Copy the material below, replacing every "diagram-label" with "figure-label" and keeping everything else the same. Leave the picture out.
━━ Data extract
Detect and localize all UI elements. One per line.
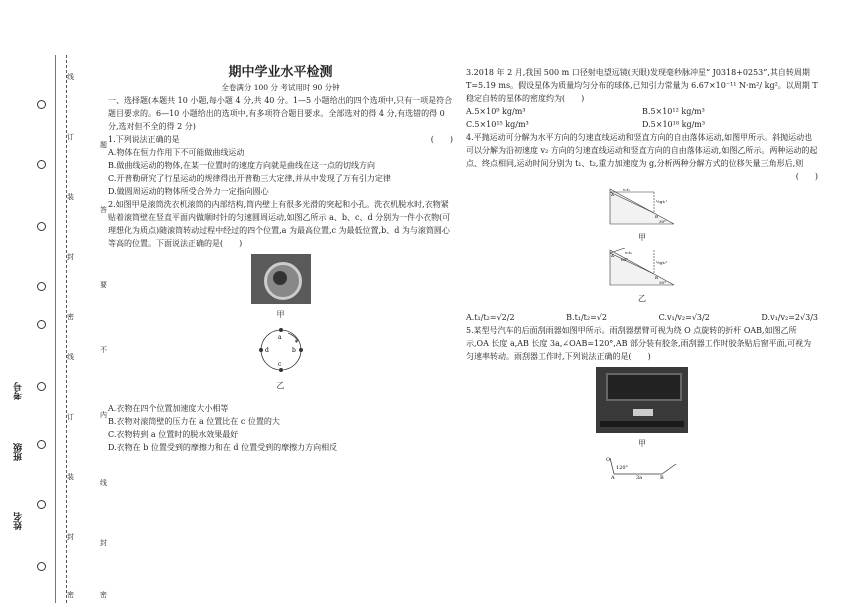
binding-char: 封: [100, 539, 107, 547]
projectile-diagram-b: [607, 248, 677, 288]
binding-char: 不: [100, 346, 107, 354]
answer-paren: ( ): [795, 172, 818, 181]
q3-option-d: D.5×10¹⁸ kg/m³: [642, 120, 706, 129]
position-label: a: [277, 334, 282, 341]
binding-hole: [37, 282, 46, 291]
binding-char: 线: [67, 73, 74, 81]
diagram-label: B: [660, 475, 664, 480]
figure-caption: 甲: [638, 233, 646, 242]
q4-option-c: C.v₁/v₂=√3/2: [658, 313, 710, 322]
diagram-label: O: [606, 457, 611, 463]
q2-option-c: C.衣物转到 a 位置时的脱水效果最好: [108, 430, 239, 439]
question-1: [108, 133, 453, 146]
diagram-label: 30°: [659, 280, 667, 285]
binding-char: 密: [67, 313, 74, 321]
diagram-label: A: [611, 475, 615, 480]
binding-char: 订: [67, 133, 74, 141]
washer-drum-photo: [251, 254, 311, 304]
q5-stem: 5.某型号汽车的后面刮雨器如图甲所示。雨刮器摆臂可视为绕 O 点旋转的折杆 OAB,如图乙所示,OA 长度 a,AB 长度 3a,∠OAB=120°,AB 部分装有胶条,雨刮器工作时胶条贴后窗平面,可视为匀速率转动。雨刮器工作时,下列说法正确的是( ): [466, 326, 812, 361]
projectile-diagram-a: [607, 187, 677, 227]
q3-stem: 3.2018 年 2 月,我国 500 m 口径射电望远镜(天眼)发现毫秒脉冲星“ J0318+0253”,其自转周期 T=5.19 ms。假设星体为质量均匀分布的球体,已知引力常量为 6.67×10⁻¹¹ N·m²/ kg²。以周期 T 稳定自转的星体的密度约为( ): [466, 68, 818, 103]
diagram-label: A: [611, 192, 614, 197]
binding-char: 密: [100, 591, 107, 599]
figure-caption: 乙: [638, 294, 646, 303]
figure-caption: 甲: [638, 439, 646, 448]
drum-opening: [273, 271, 287, 285]
section-intro: 一、选择题(本题共 10 小题,每小题 4 分,共 40 分。1—5 小题给出的四个选项中,只有一项是符合题目要求的。6—10 小题给出的选项中,有多项符合题目要求。全部选对的得 4 分,有选错的得 0 分,选对但不全的得 2 分): [108, 96, 453, 131]
diagram-label: A: [611, 253, 614, 258]
figure-caption: 甲: [276, 310, 285, 319]
diagram-label: 30°: [659, 219, 667, 224]
diagram-label: 60°: [621, 257, 629, 262]
q3-option-b: B.5×10¹² kg/m³: [642, 107, 705, 116]
rear-window: [606, 373, 682, 401]
binding-hole: [37, 320, 46, 329]
answer-paren: ( ): [430, 135, 453, 144]
q3-options-row2: [466, 118, 818, 131]
binding-hole: [37, 222, 46, 231]
field-name: 姓名: [14, 512, 24, 530]
q2-option-a: A.衣物在四个位置加速度大小相等: [108, 404, 229, 413]
diagram-label: v₁t₁: [623, 187, 631, 192]
question-4: [466, 131, 818, 183]
diagram-label: ½gt₁²: [656, 199, 668, 204]
binding-char: 内: [100, 411, 107, 419]
binding-char: 订: [67, 413, 74, 421]
binding-hole: [37, 562, 46, 571]
binding-char: 密: [67, 591, 74, 599]
binding-hole: [37, 100, 46, 109]
field-class: 班级: [14, 443, 24, 461]
figure-caption: 乙: [276, 381, 285, 390]
q1-stem: 1.下列说法正确的是: [108, 135, 180, 144]
position-label: b: [291, 347, 296, 354]
field-exam-number: 考号: [14, 382, 24, 400]
wiper-diagram: [602, 454, 682, 480]
binding-hole: [37, 382, 46, 391]
page-title: 期中学业水平检测: [228, 65, 333, 80]
binding-hole: [37, 440, 46, 449]
drum-circle-diagram: [256, 325, 306, 375]
q1-option-b: B.做曲线运动的物体,在某一位置时的速度方向就是曲线在这一点的切线方向: [108, 161, 375, 170]
exam-info: 全卷满分 100 分 考试用时 90 分钟: [221, 83, 340, 92]
q3-options-row1: [466, 105, 818, 118]
diagram-label: ½gt₂²: [656, 260, 668, 265]
binding-char: 答: [100, 206, 107, 214]
q3-option-a: A.5×10⁹ kg/m³: [466, 107, 526, 116]
license-plate: [633, 409, 653, 416]
q4-options: [466, 311, 818, 324]
q2-stem: 2.如图甲是滚筒洗衣机滚筒的内部结构,筒内壁上有很多光滑的突起和小孔。洗衣机脱水时,衣物紧贴着滚筒壁在竖直平面内做顺时针的匀速圆周运动,如图乙所示 a、b、c、d 分别为一件小衣物(可理想化为质点)随滚筒转动过程中经过的四个位置,a 为最高位置,c 为最低位置,b、d 为与滚筒圆心等高的位置。下面说法正确的是( ): [108, 200, 451, 248]
binding-hole: [37, 160, 46, 169]
diagram-label: v₂t₂: [625, 250, 633, 255]
binding-char: 题: [100, 141, 107, 149]
binding-char: 封: [67, 533, 74, 541]
q1-option-c: C.开普勒研究了行星运动的规律得出开普勒三大定律,并从中发现了万有引力定律: [108, 174, 391, 183]
binding-char: 线: [67, 353, 74, 361]
q4-option-b: B.t₁/t₂=√2: [566, 313, 607, 322]
binding-char: 线: [100, 479, 107, 487]
diagram-label: B: [655, 214, 658, 219]
binding-char: 封: [67, 253, 74, 261]
right-column: [466, 66, 818, 484]
q4-option-d: D.v₁/v₂=2√3/3: [761, 313, 818, 322]
diagram-label: B: [655, 275, 658, 280]
q2-option-b: B.衣物对滚筒壁的压力在 a 位置比在 c 位置的大: [108, 417, 280, 426]
q1-option-a: A.物体在恒力作用下不可能做曲线运动: [108, 148, 245, 157]
q1-option-d: D.做圆周运动的物体所受合外力一定指向圆心: [108, 187, 269, 196]
car-rear-photo: [596, 367, 688, 433]
q4-stem: 4.平抛运动可分解为水平方向的匀速直线运动和竖直方向的自由落体运动,如图甲所示。斜抛运动也可以分解为沿初速度 v₂ 方向的匀速直线运动和竖直方向的自由落体运动,如图乙所示。两种运动的起点、终点相同,运动时间分别为 t₁、t₂,重力加速度为 g,分析两种分解方式的位移矢量三角形后,则: [466, 133, 818, 168]
binding-solid-line: [55, 55, 56, 603]
binding-char: 要: [100, 281, 107, 289]
diagram-label: 3a: [636, 475, 643, 480]
binding-char: 装: [67, 193, 74, 201]
diagram-label: 120°: [616, 465, 629, 471]
binding-hole: [37, 500, 46, 509]
q3-option-c: C.5×10¹⁵ kg/m³: [466, 120, 529, 129]
left-column: [108, 66, 453, 454]
q2-option-d: D.衣物在 b 位置受到的摩擦力和在 d 位置受到的摩擦力方向相反: [108, 443, 338, 452]
q4-option-a: A.t₁/t₂=√2/2: [466, 313, 515, 322]
position-label: d: [264, 347, 269, 354]
position-label: c: [277, 361, 281, 368]
binding-char: 装: [67, 473, 74, 481]
binding-margin: [0, 0, 107, 608]
rear-bumper: [600, 421, 684, 427]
━━━━
#### [The response]
Detect and localize all UI elements. One per line.
binding-char: 封: [100, 539, 107, 547]
projectile-diagram-b: [607, 248, 677, 288]
binding-char: 不: [100, 346, 107, 354]
answer-paren: ( ): [795, 172, 818, 181]
q3-option-d: D.5×10¹⁸ kg/m³: [642, 120, 706, 129]
position-label: a: [277, 334, 282, 341]
binding-hole: [37, 282, 46, 291]
binding-char: 线: [67, 73, 74, 81]
figure-label: B: [660, 475, 664, 480]
figure-caption: 甲: [638, 233, 646, 242]
q4-option-c: C.v₁/v₂=√3/2: [658, 313, 710, 322]
figure-label: O: [606, 457, 611, 463]
q2-option-c: C.衣物转到 a 位置时的脱水效果最好: [108, 430, 239, 439]
question-1: [108, 133, 453, 146]
figure-label: 30°: [659, 280, 667, 285]
binding-char: 密: [67, 313, 74, 321]
figure-label: A: [611, 475, 615, 480]
binding-char: 订: [67, 133, 74, 141]
washer-drum-photo: [251, 254, 311, 304]
q5-stem: 5.某型号汽车的后面刮雨器如图甲所示。雨刮器摆臂可视为绕 O 点旋转的折杆 OAB,如图乙所示,OA 长度 a,AB 长度 3a,∠OAB=120°,AB 部分装有胶条,雨刮器工作时胶条贴后窗平面,可视为匀速率转动。雨刮器工作时,下列说法正确的是( ): [466, 326, 812, 361]
projectile-diagram-a: [607, 187, 677, 227]
q3-stem: 3.2018 年 2 月,我国 500 m 口径射电望远镜(天眼)发现毫秒脉冲星“ J0318+0253”,其自转周期 T=5.19 ms。假设星体为质量均匀分布的球体,已知引力常量为 6.67×10⁻¹¹ N·m²/ kg²。以周期 T 稳定自转的星体的密度约为( ): [466, 68, 818, 103]
figure-label: A: [611, 192, 614, 197]
binding-char: 密: [100, 591, 107, 599]
figure-caption: 乙: [638, 294, 646, 303]
figure-caption: 甲: [638, 439, 646, 448]
drum-opening: [273, 271, 287, 285]
section-intro: 一、选择题(本题共 10 小题,每小题 4 分,共 40 分。1—5 小题给出的四个选项中,只有一项是符合题目要求的。6—10 小题给出的选项中,有多项符合题目要求。全部选对的得 4 分,有选错的得 0 分,选对但不全的得 2 分): [108, 96, 453, 131]
figure-label: A: [611, 253, 614, 258]
figure-caption: 甲: [276, 310, 285, 319]
figure-label: 30°: [659, 219, 667, 224]
figure-label: 60°: [621, 257, 629, 262]
q3-option-b: B.5×10¹² kg/m³: [642, 107, 705, 116]
rear-window: [606, 373, 682, 401]
binding-hole: [37, 320, 46, 329]
answer-paren: ( ): [430, 135, 453, 144]
q3-options-row2: [466, 118, 818, 131]
binding-hole: [37, 222, 46, 231]
field-name: 姓名: [14, 512, 24, 530]
q2-option-a: A.衣物在四个位置加速度大小相等: [108, 404, 229, 413]
figure-label: v₁t₁: [623, 187, 631, 192]
question-4: [466, 131, 818, 183]
figure-label: ½gt₁²: [656, 199, 668, 204]
binding-char: 内: [100, 411, 107, 419]
binding-char: 订: [67, 413, 74, 421]
binding-hole: [37, 562, 46, 571]
binding-char: 密: [67, 591, 74, 599]
binding-hole: [37, 100, 46, 109]
field-class: 班级: [14, 443, 24, 461]
figure-caption: 乙: [276, 381, 285, 390]
q1-stem: 1.下列说法正确的是: [108, 135, 180, 144]
position-label: b: [291, 347, 296, 354]
field-exam-number: 考号: [14, 382, 24, 400]
wiper-diagram: [602, 454, 682, 480]
binding-hole: [37, 382, 46, 391]
page-title: 期中学业水平检测: [228, 65, 333, 80]
binding-hole: [37, 440, 46, 449]
drum-circle-diagram: [256, 325, 306, 375]
q1-option-b: B.做曲线运动的物体,在某一位置时的速度方向就是曲线在这一点的切线方向: [108, 161, 375, 170]
exam-info: 全卷满分 100 分 考试用时 90 分钟: [221, 83, 340, 92]
q3-options-row1: [466, 105, 818, 118]
figure-label: ½gt₂²: [656, 260, 668, 265]
binding-char: 答: [100, 206, 107, 214]
q3-option-a: A.5×10⁹ kg/m³: [466, 107, 526, 116]
license-plate: [633, 409, 653, 416]
q4-options: [466, 311, 818, 324]
q2-stem: 2.如图甲是滚筒洗衣机滚筒的内部结构,筒内壁上有很多光滑的突起和小孔。洗衣机脱水时,衣物紧贴着滚筒壁在竖直平面内做顺时针的匀速圆周运动,如图乙所示 a、b、c、d 分别为一件小衣物(可理想化为质点)随滚筒转动过程中经过的四个位置,a 为最高位置,c 为最低位置,b、d 为与滚筒圆心等高的位置。下面说法正确的是( ): [108, 200, 451, 248]
binding-hole: [37, 160, 46, 169]
figure-label: v₂t₂: [625, 250, 633, 255]
binding-char: 题: [100, 141, 107, 149]
binding-char: 封: [67, 533, 74, 541]
q1-option-c: C.开普勒研究了行星运动的规律得出开普勒三大定律,并从中发现了万有引力定律: [108, 174, 391, 183]
binding-char: 线: [67, 353, 74, 361]
q4-option-b: B.t₁/t₂=√2: [566, 313, 607, 322]
binding-char: 线: [100, 479, 107, 487]
figure-label: B: [655, 214, 658, 219]
binding-char: 封: [67, 253, 74, 261]
right-column: [466, 66, 818, 484]
q4-option-d: D.v₁/v₂=2√3/3: [761, 313, 818, 322]
figure-label: B: [655, 275, 658, 280]
q2-option-b: B.衣物对滚筒壁的压力在 a 位置比在 c 位置的大: [108, 417, 280, 426]
q1-option-a: A.物体在恒力作用下不可能做曲线运动: [108, 148, 245, 157]
q1-option-d: D.做圆周运动的物体所受合外力一定指向圆心: [108, 187, 269, 196]
car-rear-photo: [596, 367, 688, 433]
q4-stem: 4.平抛运动可分解为水平方向的匀速直线运动和竖直方向的自由落体运动,如图甲所示。斜抛运动也可以分解为沿初速度 v₂ 方向的匀速直线运动和竖直方向的自由落体运动,如图乙所示。两种运动的起点、终点相同,运动时间分别为 t₁、t₂,重力加速度为 g,分析两种分解方式的位移矢量三角形后,则: [466, 133, 818, 168]
binding-solid-line: [55, 55, 56, 603]
binding-char: 要: [100, 281, 107, 289]
figure-label: 3a: [636, 475, 643, 480]
binding-char: 装: [67, 193, 74, 201]
figure-label: 120°: [616, 465, 629, 471]
binding-hole: [37, 500, 46, 509]
q3-option-c: C.5×10¹⁵ kg/m³: [466, 120, 529, 129]
left-column: [108, 66, 453, 454]
q2-option-d: D.衣物在 b 位置受到的摩擦力和在 d 位置受到的摩擦力方向相反: [108, 443, 338, 452]
q4-option-a: A.t₁/t₂=√2/2: [466, 313, 515, 322]
position-label: d: [264, 347, 269, 354]
position-label: c: [277, 361, 281, 368]
binding-char: 装: [67, 473, 74, 481]
binding-margin: [0, 0, 107, 608]
rear-bumper: [600, 421, 684, 427]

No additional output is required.